| Instruction |
Type out the records that follow, exactly as given.

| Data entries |
......

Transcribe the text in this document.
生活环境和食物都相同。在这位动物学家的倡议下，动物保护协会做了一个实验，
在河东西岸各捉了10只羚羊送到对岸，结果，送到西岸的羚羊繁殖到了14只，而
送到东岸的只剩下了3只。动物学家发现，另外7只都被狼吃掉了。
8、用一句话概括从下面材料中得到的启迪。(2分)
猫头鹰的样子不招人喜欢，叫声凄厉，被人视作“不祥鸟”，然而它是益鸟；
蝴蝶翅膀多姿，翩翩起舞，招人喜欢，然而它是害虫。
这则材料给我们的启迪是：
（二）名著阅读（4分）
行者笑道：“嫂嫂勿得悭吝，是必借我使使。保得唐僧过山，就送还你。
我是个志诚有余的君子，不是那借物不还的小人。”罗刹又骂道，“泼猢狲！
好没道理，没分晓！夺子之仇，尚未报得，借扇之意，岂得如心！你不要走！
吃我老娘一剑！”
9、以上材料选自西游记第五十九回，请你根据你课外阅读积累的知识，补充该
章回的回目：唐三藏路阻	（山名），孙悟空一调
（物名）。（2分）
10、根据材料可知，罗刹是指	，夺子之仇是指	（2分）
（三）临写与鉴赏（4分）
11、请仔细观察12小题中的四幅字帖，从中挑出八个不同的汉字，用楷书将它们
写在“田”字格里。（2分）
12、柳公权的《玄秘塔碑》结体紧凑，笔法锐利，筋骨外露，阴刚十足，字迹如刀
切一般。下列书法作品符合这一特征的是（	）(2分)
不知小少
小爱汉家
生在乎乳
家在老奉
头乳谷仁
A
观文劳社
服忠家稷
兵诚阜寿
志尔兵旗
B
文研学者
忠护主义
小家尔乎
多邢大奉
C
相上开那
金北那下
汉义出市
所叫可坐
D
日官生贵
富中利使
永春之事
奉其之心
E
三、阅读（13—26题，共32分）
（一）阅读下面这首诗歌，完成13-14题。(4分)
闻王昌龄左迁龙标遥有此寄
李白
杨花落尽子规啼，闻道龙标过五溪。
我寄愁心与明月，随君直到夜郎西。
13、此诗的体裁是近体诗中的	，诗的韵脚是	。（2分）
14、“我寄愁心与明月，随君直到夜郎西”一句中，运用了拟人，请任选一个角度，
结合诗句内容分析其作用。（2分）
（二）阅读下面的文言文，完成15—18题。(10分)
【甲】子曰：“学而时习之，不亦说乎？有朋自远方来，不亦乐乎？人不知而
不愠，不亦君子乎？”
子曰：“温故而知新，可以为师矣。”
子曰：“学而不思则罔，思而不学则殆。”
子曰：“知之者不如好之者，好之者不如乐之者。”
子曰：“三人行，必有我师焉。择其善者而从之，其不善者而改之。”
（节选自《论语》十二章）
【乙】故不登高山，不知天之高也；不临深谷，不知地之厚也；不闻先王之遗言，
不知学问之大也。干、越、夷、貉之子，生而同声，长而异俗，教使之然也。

......

| Full solution |
Transcribe the text in this document.
生活环境和食物都相同。在这位动物学家的倡议下，动物保护协会做了一个实验，
在河东西岸各捉了10只羚羊送到对岸，结果，送到西岸的羚羊繁殖到了14只，而
送到东岸的只剩下了3只。动物学家发现，另外7只都被狼吃掉了。
8、用一句话概括从下面材料中得到的启迪。(2分)
猫头鹰的样子不招人喜欢，叫声凄厉，被人视作“不祥鸟”，然而它是益鸟；
蝴蝶翅膀多姿，翩翩起舞，招人喜欢，然而它是害虫。
这则材料给我们的启迪是：
（二）名著阅读（4分）
行者笑道：“嫂嫂勿得悭吝，是必借我使使。保得唐僧过山，就送还你。
我是个志诚有余的君子，不是那借物不还的小人。”罗刹又骂道，“泼猢狲！
好没道理，没分晓！夺子之仇，尚未报得，借扇之意，岂得如心！你不要走！
吃我老娘一剑！”
9、以上材料选自西游记第五十九回，请你根据你课外阅读积累的知识，补充该
章回的回目：唐三藏路阻	（山名），孙悟空一调
（物名）。（2分）
10、根据材料可知，罗刹是指	，夺子之仇是指	（2分）
（三）临写与鉴赏（4分）
11、请仔细观察12小题中的四幅字帖，从中挑出八个不同的汉字，用楷书将它们
写在“田”字格里。（2分）
12、柳公权的《玄秘塔碑》结体紧凑，笔法锐利，筋骨外露，阴刚十足，字迹如刀
切一般。下列书法作品符合这一特征的是（	）(2分)
不知小少
小爱汉家
生在乎乳
家在老奉
头乳谷仁
A
观文劳社
服忠家稷
兵诚阜寿
志尔兵旗
B
文研学者
忠护主义
小家尔乎
多邢大奉
C
相上开那
金北那下
汉义出市
所叫可坐
D
日官生贵
富中利使
永春之事
奉其之心
E
三、阅读（13—26题，共32分）
（一）阅读下面这首诗歌，完成13-14题。(4分)
闻王昌龄左迁龙标遥有此寄
李白
杨花落尽子规啼，闻道龙标过五溪。
我寄愁心与明月，随君直到夜郎西。
13、此诗的体裁是近体诗中的	，诗的韵脚是	。（2分）
14、“我寄愁心与明月，随君直到夜郎西”一句中，运用了拟人，请任选一个角度，
结合诗句内容分析其作用。（2分）
（二）阅读下面的文言文，完成15—18题。(10分)
【甲】子曰：“学而时习之，不亦说乎？有朋自远方来，不亦乐乎？人不知而
不愠，不亦君子乎？”
子曰：“温故而知新，可以为师矣。”
子曰：“学而不思则罔，思而不学则殆。”
子曰：“知之者不如好之者，好之者不如乐之者。”
子曰：“三人行，必有我师焉。择其善者而从之，其不善者而改之。”
（节选自《论语》十二章）
【乙】故不登高山，不知天之高也；不临深谷，不知地之厚也；不闻先王之遗言，
不知学问之大也。干、越、夷、貉之子，生而同声，长而异俗，教使之然也。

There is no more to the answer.